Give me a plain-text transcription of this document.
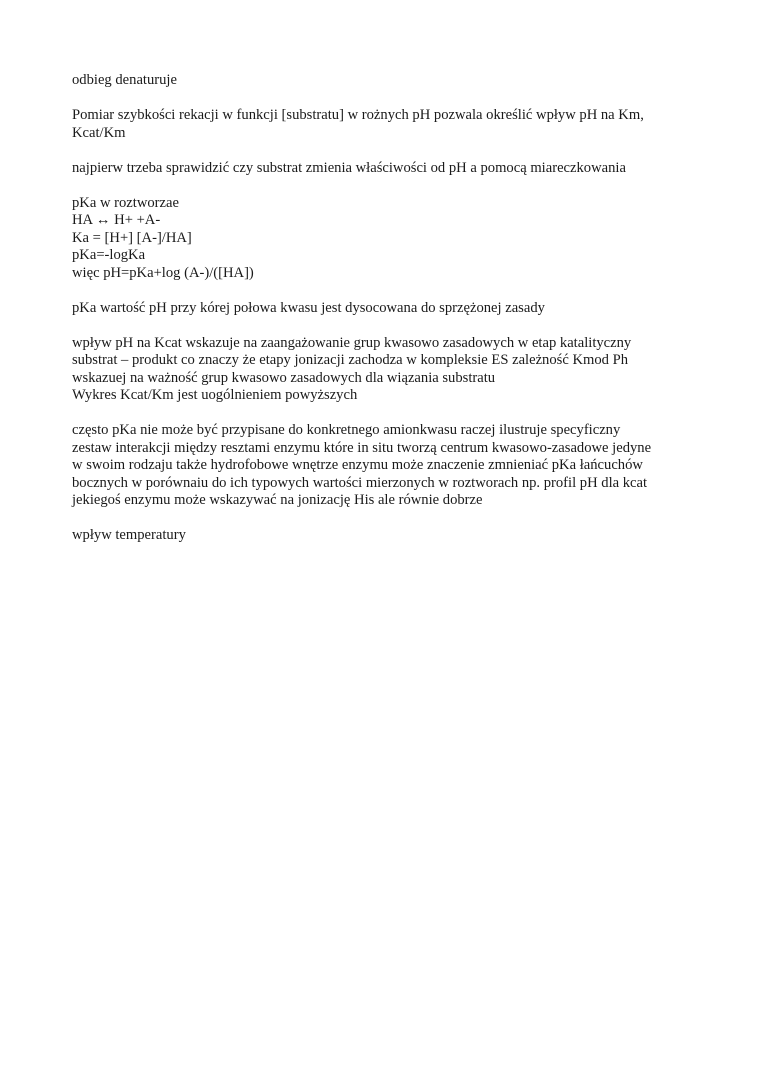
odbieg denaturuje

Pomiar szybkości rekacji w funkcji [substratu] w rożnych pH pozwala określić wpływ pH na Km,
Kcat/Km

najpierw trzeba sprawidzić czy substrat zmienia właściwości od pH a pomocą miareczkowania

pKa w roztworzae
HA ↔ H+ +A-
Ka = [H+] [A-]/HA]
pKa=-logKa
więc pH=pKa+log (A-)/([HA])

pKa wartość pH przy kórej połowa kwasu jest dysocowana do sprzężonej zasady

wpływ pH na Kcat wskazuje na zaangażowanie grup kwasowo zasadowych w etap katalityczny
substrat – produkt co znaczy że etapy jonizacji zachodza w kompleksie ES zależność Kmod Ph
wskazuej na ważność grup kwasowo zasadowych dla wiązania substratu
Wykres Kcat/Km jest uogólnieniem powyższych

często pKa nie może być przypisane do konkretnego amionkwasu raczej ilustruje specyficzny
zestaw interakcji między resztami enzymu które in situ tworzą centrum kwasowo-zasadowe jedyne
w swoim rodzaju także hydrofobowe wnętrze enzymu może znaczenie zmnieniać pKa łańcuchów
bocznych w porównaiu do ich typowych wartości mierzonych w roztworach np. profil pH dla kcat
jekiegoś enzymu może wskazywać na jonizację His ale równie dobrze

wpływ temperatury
────
# Set problem
Output all of the records exactly as they appear above, but not the pictures.

# Exercise result
Give me a plain-text transcription of this document.
odbieg denaturuje

Pomiar szybkości rekacji w funkcji [substratu] w rożnych pH pozwala określić wpływ pH na Km,
Kcat/Km

najpierw trzeba sprawidzić czy substrat zmienia właściwości od pH a pomocą miareczkowania

pKa w roztworzae
HA ↔ H+ +A-
Ka = [H+] [A-]/HA]
pKa=-logKa
więc pH=pKa+log (A-)/([HA])

pKa wartość pH przy kórej połowa kwasu jest dysocowana do sprzężonej zasady

wpływ pH na Kcat wskazuje na zaangażowanie grup kwasowo zasadowych w etap katalityczny
substrat – produkt co znaczy że etapy jonizacji zachodza w kompleksie ES zależność Kmod Ph
wskazuej na ważność grup kwasowo zasadowych dla wiązania substratu
Wykres Kcat/Km jest uogólnieniem powyższych

często pKa nie może być przypisane do konkretnego amionkwasu raczej ilustruje specyficzny
zestaw interakcji między resztami enzymu które in situ tworzą centrum kwasowo-zasadowe jedyne
w swoim rodzaju także hydrofobowe wnętrze enzymu może znaczenie zmnieniać pKa łańcuchów
bocznych w porównaiu do ich typowych wartości mierzonych w roztworach np. profil pH dla kcat
jekiegoś enzymu może wskazywać na jonizację His ale równie dobrze

wpływ temperatury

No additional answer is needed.